What is needed: From the material below, list every line containing "subtitle".
** start Rows **
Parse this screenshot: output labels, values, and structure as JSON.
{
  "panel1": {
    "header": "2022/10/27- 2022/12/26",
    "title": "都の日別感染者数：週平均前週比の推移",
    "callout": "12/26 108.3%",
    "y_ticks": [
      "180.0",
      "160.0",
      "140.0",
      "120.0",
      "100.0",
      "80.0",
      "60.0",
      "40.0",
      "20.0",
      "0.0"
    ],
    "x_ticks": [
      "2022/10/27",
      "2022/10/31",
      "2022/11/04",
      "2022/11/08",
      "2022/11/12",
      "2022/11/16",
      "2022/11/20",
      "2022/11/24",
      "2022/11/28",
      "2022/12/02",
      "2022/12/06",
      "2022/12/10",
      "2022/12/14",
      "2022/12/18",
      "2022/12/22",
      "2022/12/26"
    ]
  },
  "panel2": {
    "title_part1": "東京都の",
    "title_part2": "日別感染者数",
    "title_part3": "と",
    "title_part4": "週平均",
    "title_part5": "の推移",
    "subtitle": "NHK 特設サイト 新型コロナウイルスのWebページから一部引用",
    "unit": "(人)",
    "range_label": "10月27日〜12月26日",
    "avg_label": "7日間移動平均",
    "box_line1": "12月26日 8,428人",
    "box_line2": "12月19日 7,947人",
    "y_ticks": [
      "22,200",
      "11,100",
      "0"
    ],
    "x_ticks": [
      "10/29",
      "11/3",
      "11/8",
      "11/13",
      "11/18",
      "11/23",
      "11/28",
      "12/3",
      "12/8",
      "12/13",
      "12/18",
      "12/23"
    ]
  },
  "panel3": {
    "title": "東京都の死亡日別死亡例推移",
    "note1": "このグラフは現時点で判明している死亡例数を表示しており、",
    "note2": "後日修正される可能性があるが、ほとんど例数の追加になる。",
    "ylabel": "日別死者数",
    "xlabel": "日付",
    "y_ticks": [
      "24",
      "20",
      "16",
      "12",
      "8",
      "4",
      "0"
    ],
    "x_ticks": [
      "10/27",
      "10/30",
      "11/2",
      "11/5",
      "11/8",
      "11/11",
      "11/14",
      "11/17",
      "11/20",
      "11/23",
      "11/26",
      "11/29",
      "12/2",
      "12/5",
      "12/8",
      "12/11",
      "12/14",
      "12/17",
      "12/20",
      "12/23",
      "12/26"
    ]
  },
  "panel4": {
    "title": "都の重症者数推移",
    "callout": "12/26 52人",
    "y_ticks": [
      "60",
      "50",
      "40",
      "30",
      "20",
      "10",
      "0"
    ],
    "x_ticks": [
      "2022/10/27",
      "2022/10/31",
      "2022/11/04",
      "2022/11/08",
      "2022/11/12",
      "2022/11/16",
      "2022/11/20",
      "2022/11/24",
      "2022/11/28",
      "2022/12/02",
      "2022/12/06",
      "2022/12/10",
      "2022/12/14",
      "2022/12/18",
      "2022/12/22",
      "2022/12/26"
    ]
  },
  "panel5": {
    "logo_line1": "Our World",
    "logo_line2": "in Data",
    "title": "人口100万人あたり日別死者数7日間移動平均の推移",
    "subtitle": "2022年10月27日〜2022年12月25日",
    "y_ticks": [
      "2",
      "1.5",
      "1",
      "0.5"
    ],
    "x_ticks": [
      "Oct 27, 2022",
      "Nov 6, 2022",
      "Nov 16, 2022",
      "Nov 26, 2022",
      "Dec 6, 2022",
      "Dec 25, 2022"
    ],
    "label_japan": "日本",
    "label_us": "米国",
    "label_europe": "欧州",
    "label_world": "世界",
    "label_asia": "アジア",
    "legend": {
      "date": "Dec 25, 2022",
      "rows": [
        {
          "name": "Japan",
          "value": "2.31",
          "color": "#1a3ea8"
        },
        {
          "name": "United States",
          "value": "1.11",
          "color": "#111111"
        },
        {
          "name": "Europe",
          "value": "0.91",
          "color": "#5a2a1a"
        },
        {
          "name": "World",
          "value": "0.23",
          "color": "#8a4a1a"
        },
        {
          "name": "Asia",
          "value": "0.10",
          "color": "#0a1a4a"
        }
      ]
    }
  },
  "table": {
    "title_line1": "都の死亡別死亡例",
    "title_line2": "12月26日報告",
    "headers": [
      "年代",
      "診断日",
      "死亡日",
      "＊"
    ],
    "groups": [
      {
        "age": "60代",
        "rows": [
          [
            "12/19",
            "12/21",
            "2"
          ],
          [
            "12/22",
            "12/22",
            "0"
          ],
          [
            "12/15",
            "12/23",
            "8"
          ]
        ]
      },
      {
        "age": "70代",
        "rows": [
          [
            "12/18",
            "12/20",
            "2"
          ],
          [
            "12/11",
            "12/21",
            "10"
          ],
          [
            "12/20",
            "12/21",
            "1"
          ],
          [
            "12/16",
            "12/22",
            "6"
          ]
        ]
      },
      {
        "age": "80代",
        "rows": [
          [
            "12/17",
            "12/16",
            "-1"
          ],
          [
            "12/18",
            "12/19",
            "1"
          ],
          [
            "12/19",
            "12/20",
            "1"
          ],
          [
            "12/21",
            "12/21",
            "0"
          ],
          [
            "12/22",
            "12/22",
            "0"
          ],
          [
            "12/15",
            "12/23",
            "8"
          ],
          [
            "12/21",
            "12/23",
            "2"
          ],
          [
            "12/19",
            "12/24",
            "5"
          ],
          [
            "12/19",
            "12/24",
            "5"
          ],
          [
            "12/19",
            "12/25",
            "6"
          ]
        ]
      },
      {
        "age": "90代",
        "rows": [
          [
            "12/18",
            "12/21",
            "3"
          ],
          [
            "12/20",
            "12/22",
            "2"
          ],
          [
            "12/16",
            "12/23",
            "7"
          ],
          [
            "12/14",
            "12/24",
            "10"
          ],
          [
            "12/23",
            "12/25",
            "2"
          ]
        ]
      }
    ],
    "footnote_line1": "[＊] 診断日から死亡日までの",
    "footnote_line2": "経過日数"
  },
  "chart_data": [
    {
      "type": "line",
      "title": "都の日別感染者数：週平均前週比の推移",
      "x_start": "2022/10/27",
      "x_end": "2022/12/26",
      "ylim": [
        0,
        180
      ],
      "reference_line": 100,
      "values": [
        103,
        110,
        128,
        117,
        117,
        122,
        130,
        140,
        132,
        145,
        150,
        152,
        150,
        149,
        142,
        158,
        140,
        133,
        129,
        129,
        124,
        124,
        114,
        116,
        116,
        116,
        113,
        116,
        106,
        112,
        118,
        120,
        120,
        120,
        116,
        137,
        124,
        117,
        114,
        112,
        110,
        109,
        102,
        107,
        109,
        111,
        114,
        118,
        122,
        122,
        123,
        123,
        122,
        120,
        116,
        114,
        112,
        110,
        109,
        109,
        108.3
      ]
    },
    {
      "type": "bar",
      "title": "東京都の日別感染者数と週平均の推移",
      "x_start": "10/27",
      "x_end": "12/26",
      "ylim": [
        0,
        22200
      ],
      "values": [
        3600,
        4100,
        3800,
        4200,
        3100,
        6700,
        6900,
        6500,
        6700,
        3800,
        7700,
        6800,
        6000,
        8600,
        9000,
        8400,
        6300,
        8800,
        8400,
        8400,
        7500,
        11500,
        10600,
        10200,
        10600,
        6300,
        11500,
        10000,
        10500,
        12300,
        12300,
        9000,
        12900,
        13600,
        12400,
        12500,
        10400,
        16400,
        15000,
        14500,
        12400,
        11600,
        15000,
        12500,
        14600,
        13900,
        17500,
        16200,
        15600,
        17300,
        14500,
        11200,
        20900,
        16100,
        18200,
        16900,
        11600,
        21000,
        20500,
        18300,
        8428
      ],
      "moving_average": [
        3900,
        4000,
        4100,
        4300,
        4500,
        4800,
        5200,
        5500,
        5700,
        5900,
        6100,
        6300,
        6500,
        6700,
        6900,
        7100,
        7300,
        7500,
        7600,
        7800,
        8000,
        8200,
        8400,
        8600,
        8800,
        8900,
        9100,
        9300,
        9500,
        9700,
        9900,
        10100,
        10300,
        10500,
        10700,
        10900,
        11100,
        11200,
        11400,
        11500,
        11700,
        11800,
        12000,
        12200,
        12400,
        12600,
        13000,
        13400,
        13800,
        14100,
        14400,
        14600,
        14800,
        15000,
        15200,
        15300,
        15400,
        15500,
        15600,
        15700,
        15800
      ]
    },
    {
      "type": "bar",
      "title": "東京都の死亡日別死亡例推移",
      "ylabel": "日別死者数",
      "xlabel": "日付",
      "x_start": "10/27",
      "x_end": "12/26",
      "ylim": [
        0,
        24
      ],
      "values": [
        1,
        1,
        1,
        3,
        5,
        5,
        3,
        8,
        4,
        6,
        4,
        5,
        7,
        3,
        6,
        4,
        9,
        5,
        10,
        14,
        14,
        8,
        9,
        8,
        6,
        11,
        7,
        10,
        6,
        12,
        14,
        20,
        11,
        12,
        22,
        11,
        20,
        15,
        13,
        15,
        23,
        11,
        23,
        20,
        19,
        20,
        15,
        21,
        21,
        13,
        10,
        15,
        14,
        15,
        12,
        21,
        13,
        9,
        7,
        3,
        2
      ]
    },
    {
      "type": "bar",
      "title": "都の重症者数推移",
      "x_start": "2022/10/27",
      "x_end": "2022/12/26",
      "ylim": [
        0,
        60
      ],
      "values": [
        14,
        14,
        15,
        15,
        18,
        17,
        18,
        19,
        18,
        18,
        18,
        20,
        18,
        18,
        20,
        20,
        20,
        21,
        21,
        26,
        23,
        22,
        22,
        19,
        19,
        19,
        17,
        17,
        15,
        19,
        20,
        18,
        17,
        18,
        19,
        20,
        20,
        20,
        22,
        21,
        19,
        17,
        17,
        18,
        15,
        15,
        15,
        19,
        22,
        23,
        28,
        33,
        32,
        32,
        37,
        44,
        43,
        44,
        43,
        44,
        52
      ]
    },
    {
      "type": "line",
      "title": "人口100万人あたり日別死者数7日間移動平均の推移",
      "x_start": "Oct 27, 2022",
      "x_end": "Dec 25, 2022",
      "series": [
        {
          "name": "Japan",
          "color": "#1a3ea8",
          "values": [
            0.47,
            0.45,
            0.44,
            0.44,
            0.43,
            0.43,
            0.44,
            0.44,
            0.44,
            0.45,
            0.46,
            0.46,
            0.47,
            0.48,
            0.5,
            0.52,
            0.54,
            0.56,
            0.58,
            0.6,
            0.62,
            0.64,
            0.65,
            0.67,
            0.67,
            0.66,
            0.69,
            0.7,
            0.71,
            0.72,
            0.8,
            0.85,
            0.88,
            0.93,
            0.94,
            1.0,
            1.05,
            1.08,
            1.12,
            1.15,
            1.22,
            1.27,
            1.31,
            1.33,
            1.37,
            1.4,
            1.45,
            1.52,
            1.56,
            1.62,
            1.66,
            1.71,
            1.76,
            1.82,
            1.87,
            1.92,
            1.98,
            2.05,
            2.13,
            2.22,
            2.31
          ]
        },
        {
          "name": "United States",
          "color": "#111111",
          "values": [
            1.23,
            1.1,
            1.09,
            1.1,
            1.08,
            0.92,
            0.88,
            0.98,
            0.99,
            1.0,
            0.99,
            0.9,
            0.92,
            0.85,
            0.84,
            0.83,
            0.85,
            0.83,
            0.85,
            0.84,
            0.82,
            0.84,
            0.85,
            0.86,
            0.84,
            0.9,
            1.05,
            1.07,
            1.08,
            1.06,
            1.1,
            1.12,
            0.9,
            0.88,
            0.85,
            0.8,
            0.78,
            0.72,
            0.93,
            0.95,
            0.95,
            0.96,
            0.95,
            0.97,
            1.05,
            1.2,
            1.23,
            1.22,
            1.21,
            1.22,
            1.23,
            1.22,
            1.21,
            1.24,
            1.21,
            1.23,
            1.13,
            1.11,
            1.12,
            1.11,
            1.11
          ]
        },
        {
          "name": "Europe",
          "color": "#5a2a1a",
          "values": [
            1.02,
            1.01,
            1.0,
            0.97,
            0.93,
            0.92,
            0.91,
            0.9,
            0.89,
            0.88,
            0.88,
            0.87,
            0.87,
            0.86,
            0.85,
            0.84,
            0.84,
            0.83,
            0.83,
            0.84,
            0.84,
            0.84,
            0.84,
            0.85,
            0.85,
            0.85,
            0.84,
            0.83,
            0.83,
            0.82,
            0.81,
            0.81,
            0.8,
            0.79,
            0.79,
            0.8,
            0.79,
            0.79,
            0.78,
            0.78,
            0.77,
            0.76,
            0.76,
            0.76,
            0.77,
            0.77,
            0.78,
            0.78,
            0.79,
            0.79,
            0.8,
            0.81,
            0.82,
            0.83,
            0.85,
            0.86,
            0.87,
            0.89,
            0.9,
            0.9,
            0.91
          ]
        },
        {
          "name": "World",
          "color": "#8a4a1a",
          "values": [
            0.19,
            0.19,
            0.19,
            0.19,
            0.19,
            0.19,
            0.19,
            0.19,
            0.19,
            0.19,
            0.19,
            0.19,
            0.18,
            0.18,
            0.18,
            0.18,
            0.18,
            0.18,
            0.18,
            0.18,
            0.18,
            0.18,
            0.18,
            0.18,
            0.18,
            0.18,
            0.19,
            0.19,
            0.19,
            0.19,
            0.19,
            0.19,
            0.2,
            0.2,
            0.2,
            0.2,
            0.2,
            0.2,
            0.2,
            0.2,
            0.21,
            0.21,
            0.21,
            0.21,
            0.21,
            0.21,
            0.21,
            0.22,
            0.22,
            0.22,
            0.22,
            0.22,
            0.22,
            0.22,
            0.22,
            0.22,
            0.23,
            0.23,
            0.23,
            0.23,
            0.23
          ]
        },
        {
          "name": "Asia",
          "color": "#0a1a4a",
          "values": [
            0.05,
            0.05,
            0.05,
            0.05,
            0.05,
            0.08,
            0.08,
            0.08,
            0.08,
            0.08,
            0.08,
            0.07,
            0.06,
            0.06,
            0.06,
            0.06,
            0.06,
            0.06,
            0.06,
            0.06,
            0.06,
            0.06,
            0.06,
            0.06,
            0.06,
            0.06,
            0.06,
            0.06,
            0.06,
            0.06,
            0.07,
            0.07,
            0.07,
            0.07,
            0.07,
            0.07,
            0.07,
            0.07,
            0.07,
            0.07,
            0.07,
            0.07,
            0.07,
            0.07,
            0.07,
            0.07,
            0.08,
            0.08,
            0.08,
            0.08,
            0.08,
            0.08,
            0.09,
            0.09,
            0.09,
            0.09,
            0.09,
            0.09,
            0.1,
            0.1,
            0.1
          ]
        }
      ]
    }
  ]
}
** end Rows **
Solution:
    "subtitle": "NHK 特設サイト 新型コロナウイルスのWebページから一部引用",
    "subtitle": "2022年10月27日〜2022年12月25日",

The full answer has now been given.